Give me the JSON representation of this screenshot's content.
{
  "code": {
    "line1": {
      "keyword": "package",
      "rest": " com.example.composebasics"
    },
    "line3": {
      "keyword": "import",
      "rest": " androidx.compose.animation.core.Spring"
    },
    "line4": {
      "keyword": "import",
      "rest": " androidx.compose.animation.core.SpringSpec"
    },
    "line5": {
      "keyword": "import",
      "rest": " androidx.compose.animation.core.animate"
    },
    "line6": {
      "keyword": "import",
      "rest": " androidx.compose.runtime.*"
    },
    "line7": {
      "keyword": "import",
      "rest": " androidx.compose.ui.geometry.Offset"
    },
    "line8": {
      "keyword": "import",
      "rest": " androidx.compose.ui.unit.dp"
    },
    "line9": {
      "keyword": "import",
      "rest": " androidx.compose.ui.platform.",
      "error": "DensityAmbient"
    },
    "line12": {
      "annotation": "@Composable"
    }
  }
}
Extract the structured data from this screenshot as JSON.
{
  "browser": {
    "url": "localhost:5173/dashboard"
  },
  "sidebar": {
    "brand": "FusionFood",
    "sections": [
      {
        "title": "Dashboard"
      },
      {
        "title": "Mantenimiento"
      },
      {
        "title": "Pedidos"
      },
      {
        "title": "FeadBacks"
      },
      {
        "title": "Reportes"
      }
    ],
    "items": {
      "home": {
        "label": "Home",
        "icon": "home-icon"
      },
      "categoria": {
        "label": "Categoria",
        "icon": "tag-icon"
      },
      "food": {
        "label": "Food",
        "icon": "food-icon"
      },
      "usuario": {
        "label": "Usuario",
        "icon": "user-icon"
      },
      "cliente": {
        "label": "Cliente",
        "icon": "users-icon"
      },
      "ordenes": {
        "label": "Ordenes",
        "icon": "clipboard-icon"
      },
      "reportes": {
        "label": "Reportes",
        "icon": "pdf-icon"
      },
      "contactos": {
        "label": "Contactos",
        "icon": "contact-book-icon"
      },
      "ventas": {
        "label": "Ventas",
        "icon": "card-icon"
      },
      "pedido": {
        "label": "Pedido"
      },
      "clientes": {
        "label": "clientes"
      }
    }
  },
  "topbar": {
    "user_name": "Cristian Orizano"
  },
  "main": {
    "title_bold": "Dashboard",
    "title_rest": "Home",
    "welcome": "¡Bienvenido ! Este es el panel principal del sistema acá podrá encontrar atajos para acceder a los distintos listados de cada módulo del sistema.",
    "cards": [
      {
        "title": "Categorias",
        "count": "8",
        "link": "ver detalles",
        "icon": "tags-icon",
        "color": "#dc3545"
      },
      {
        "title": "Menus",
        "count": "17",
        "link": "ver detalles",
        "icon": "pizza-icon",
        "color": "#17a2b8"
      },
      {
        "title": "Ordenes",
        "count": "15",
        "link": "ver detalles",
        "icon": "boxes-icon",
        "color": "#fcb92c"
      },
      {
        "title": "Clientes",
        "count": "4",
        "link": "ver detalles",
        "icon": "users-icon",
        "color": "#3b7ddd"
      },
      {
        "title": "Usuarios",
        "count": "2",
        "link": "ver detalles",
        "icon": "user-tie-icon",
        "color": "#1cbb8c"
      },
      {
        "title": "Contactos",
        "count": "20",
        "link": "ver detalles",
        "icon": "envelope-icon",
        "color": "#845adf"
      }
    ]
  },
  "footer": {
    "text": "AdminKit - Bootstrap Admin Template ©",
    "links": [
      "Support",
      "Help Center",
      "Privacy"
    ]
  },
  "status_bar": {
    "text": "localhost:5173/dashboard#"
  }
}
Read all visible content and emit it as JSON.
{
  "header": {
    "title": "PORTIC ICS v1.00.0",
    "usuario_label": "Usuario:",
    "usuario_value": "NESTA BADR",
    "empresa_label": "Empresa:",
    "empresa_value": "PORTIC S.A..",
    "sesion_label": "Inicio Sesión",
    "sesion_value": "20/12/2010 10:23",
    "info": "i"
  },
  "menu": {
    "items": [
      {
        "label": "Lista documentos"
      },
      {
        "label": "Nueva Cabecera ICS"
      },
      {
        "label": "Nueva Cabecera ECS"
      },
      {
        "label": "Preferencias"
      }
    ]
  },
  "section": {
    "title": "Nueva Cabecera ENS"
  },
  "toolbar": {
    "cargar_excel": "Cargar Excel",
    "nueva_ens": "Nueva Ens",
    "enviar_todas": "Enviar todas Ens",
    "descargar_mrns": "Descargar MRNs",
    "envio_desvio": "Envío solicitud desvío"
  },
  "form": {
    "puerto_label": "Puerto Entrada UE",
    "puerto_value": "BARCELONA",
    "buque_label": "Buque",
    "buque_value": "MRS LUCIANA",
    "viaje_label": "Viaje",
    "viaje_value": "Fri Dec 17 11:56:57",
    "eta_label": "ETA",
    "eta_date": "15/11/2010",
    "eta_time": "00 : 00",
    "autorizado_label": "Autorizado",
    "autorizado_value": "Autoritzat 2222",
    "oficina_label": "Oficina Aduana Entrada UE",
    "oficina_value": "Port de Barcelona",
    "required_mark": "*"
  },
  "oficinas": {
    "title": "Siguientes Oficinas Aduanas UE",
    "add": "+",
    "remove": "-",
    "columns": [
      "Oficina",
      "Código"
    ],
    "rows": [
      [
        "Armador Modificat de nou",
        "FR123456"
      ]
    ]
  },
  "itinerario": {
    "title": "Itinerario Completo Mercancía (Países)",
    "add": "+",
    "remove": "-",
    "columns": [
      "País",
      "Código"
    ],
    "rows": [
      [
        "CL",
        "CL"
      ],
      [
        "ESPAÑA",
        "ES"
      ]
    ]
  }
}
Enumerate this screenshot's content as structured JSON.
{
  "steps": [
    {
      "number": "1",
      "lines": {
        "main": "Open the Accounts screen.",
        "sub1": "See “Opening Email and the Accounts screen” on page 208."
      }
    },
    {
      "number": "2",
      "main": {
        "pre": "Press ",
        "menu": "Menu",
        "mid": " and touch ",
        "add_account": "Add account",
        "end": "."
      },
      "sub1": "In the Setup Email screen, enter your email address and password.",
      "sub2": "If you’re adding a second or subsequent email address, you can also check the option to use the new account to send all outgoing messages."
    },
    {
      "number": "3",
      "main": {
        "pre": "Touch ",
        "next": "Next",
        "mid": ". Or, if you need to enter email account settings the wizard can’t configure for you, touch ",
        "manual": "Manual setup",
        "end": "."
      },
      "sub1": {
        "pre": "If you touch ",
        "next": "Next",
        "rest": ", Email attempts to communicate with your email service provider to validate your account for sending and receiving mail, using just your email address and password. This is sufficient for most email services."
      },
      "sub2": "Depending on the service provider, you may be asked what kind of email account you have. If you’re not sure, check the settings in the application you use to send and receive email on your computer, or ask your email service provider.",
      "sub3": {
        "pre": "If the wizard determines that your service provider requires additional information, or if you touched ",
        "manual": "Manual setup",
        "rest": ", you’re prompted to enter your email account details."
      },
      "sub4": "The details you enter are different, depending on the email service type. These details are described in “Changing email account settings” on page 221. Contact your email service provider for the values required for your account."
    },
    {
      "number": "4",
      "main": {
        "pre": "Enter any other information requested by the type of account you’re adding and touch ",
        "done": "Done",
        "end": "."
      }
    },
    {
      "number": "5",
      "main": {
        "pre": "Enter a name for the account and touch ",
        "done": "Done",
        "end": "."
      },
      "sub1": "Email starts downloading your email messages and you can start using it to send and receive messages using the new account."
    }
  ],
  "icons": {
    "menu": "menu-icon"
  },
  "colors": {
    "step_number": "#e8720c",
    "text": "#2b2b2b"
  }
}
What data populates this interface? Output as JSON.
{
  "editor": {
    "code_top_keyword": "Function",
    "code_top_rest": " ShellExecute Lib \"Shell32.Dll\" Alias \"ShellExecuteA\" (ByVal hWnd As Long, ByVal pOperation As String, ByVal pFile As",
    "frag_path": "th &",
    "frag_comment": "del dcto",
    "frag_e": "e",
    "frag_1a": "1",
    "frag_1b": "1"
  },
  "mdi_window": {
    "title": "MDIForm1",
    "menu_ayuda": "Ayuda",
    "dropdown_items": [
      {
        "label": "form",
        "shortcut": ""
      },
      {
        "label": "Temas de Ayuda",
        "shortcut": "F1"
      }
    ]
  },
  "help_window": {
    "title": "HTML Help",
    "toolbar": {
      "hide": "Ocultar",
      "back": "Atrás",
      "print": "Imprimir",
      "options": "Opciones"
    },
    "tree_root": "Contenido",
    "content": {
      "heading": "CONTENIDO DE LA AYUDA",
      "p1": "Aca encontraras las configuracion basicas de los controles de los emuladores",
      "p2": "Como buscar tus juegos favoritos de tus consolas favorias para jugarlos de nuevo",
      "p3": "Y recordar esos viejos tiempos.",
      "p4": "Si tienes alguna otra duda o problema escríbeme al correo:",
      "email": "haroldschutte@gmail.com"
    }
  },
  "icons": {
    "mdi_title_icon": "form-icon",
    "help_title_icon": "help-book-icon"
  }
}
----------
§ Work required: Pick out the lines containing the string "core" and show them.

§ In response:
      "rest": " androidx.compose.animation.core.Spring"
      "rest": " androidx.compose.animation.core.SpringSpec"
      "rest": " androidx.compose.animation.core.animate"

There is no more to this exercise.